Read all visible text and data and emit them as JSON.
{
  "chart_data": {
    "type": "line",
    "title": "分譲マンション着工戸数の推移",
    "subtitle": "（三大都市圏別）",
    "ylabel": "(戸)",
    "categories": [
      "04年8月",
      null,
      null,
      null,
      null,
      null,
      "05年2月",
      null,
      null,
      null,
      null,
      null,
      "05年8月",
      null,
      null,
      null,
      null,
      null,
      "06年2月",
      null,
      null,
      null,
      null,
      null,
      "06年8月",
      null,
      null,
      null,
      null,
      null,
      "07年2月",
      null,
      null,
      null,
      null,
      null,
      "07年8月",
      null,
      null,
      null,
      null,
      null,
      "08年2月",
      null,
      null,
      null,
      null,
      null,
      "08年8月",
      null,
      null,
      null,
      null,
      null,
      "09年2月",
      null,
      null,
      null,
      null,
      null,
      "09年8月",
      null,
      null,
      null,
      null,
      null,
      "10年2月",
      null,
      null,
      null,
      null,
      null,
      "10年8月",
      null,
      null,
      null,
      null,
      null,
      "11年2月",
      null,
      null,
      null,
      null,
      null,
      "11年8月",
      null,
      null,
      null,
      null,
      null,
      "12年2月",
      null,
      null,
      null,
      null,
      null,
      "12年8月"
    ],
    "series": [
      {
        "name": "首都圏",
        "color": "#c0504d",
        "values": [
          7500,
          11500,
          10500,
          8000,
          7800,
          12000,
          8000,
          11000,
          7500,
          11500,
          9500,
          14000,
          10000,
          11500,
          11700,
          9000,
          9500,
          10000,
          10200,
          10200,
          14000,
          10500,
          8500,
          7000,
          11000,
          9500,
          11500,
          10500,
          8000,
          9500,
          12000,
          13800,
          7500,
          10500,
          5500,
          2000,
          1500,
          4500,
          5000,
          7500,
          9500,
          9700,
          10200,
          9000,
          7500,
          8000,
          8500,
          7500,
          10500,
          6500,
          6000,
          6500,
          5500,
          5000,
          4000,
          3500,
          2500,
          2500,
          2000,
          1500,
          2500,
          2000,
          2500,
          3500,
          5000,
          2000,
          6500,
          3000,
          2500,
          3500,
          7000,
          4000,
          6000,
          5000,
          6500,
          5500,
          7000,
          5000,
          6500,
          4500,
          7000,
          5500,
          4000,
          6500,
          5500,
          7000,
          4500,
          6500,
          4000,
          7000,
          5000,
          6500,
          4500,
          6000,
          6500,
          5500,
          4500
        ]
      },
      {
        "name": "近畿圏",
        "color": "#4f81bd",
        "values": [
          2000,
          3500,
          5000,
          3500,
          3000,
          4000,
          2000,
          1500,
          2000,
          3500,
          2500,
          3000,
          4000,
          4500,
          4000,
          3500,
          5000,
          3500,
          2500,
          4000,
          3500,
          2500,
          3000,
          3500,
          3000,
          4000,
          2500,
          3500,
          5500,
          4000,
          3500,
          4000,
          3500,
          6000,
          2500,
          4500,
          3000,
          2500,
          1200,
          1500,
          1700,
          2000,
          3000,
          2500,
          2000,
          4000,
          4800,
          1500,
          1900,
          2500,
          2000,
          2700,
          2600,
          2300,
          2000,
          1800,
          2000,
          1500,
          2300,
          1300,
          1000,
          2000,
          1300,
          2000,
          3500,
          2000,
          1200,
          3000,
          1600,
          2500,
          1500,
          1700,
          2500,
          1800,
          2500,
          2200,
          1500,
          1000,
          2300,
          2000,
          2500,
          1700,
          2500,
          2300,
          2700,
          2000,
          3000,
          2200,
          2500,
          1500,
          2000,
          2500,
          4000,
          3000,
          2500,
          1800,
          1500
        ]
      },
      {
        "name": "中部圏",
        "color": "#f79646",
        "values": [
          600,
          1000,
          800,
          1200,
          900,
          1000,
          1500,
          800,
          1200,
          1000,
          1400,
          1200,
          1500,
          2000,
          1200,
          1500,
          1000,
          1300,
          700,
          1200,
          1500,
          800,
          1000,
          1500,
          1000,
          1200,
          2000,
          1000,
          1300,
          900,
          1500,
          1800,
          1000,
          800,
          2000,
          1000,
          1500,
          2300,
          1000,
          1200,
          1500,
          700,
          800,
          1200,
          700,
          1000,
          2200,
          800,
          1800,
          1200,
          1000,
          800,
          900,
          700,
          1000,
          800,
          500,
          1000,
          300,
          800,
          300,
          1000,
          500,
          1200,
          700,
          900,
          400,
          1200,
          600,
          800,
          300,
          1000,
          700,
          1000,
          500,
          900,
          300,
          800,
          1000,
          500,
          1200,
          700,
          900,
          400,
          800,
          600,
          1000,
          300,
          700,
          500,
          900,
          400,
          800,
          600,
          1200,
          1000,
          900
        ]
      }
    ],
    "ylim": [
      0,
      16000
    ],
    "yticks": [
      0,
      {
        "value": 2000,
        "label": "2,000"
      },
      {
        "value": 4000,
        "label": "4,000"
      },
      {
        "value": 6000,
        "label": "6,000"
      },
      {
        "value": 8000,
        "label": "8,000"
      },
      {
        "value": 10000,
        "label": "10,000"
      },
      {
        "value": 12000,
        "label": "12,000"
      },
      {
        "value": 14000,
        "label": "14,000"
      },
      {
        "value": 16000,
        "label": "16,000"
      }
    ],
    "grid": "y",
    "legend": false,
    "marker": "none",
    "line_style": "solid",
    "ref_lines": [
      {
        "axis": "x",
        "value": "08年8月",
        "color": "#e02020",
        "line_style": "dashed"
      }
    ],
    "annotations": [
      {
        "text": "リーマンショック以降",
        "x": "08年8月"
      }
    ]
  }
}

### Set problem
Retype each record exactly, leaving nothing out.

### Final result
Read all visible text and data and emit them as JSON.
{
  "chart_data": {
    "type": "line",
    "title": "分譲マンション着工戸数の推移",
    "subtitle": "（三大都市圏別）",
    "ylabel": "(戸)",
    "categories": [
      "04年8月",
      null,
      null,
      null,
      null,
      null,
      "05年2月",
      null,
      null,
      null,
      null,
      null,
      "05年8月",
      null,
      null,
      null,
      null,
      null,
      "06年2月",
      null,
      null,
      null,
      null,
      null,
      "06年8月",
      null,
      null,
      null,
      null,
      null,
      "07年2月",
      null,
      null,
      null,
      null,
      null,
      "07年8月",
      null,
      null,
      null,
      null,
      null,
      "08年2月",
      null,
      null,
      null,
      null,
      null,
      "08年8月",
      null,
      null,
      null,
      null,
      null,
      "09年2月",
      null,
      null,
      null,
      null,
      null,
      "09年8月",
      null,
      null,
      null,
      null,
      null,
      "10年2月",
      null,
      null,
      null,
      null,
      null,
      "10年8月",
      null,
      null,
      null,
      null,
      null,
      "11年2月",
      null,
      null,
      null,
      null,
      null,
      "11年8月",
      null,
      null,
      null,
      null,
      null,
      "12年2月",
      null,
      null,
      null,
      null,
      null,
      "12年8月"
    ],
    "series": [
      {
        "name": "首都圏",
        "color": "#c0504d",
        "values": [
          7500,
          11500,
          10500,
          8000,
          7800,
          12000,
          8000,
          11000,
          7500,
          11500,
          9500,
          14000,
          10000,
          11500,
          11700,
          9000,
          9500,
          10000,
          10200,
          10200,
          14000,
          10500,
          8500,
          7000,
          11000,
          9500,
          11500,
          10500,
          8000,
          9500,
          12000,
          13800,
          7500,
          10500,
          5500,
          2000,
          1500,
          4500,
          5000,
          7500,
          9500,
          9700,
          10200,
          9000,
          7500,
          8000,
          8500,
          7500,
          10500,
          6500,
          6000,
          6500,
          5500,
          5000,
          4000,
          3500,
          2500,
          2500,
          2000,
          1500,
          2500,
          2000,
          2500,
          3500,
          5000,
          2000,
          6500,
          3000,
          2500,
          3500,
          7000,
          4000,
          6000,
          5000,
          6500,
          5500,
          7000,
          5000,
          6500,
          4500,
          7000,
          5500,
          4000,
          6500,
          5500,
          7000,
          4500,
          6500,
          4000,
          7000,
          5000,
          6500,
          4500,
          6000,
          6500,
          5500,
          4500
        ]
      },
      {
        "name": "近畿圏",
        "color": "#4f81bd",
        "values": [
          2000,
          3500,
          5000,
          3500,
          3000,
          4000,
          2000,
          1500,
          2000,
          3500,
          2500,
          3000,
          4000,
          4500,
          4000,
          3500,
          5000,
          3500,
          2500,
          4000,
          3500,
          2500,
          3000,
          3500,
          3000,
          4000,
          2500,
          3500,
          5500,
          4000,
          3500,
          4000,
          3500,
          6000,
          2500,
          4500,
          3000,
          2500,
          1200,
          1500,
          1700,
          2000,
          3000,
          2500,
          2000,
          4000,
          4800,
          1500,
          1900,
          2500,
          2000,
          2700,
          2600,
          2300,
          2000,
          1800,
          2000,
          1500,
          2300,
          1300,
          1000,
          2000,
          1300,
          2000,
          3500,
          2000,
          1200,
          3000,
          1600,
          2500,
          1500,
          1700,
          2500,
          1800,
          2500,
          2200,
          1500,
          1000,
          2300,
          2000,
          2500,
          1700,
          2500,
          2300,
          2700,
          2000,
          3000,
          2200,
          2500,
          1500,
          2000,
          2500,
          4000,
          3000,
          2500,
          1800,
          1500
        ]
      },
      {
        "name": "中部圏",
        "color": "#f79646",
        "values": [
          600,
          1000,
          800,
          1200,
          900,
          1000,
          1500,
          800,
          1200,
          1000,
          1400,
          1200,
          1500,
          2000,
          1200,
          1500,
          1000,
          1300,
          700,
          1200,
          1500,
          800,
          1000,
          1500,
          1000,
          1200,
          2000,
          1000,
          1300,
          900,
          1500,
          1800,
          1000,
          800,
          2000,
          1000,
          1500,
          2300,
          1000,
          1200,
          1500,
          700,
          800,
          1200,
          700,
          1000,
          2200,
          800,
          1800,
          1200,
          1000,
          800,
          900,
          700,
          1000,
          800,
          500,
          1000,
          300,
          800,
          300,
          1000,
          500,
          1200,
          700,
          900,
          400,
          1200,
          600,
          800,
          300,
          1000,
          700,
          1000,
          500,
          900,
          300,
          800,
          1000,
          500,
          1200,
          700,
          900,
          400,
          800,
          600,
          1000,
          300,
          700,
          500,
          900,
          400,
          800,
          600,
          1200,
          1000,
          900
        ]
      }
    ],
    "ylim": [
      0,
      16000
    ],
    "yticks": [
      0,
      {
        "value": 2000,
        "label": "2,000"
      },
      {
        "value": 4000,
        "label": "4,000"
      },
      {
        "value": 6000,
        "label": "6,000"
      },
      {
        "value": 8000,
        "label": "8,000"
      },
      {
        "value": 10000,
        "label": "10,000"
      },
      {
        "value": 12000,
        "label": "12,000"
      },
      {
        "value": 14000,
        "label": "14,000"
      },
      {
        "value": 16000,
        "label": "16,000"
      }
    ],
    "grid": "y",
    "legend": false,
    "marker": "none",
    "line_style": "solid",
    "ref_lines": [
      {
        "axis": "x",
        "value": "08年8月",
        "color": "#e02020",
        "line_style": "dashed"
      }
    ],
    "annotations": [
      {
        "text": "リーマンショック以降",
        "x": "08年8月"
      }
    ]
  }
}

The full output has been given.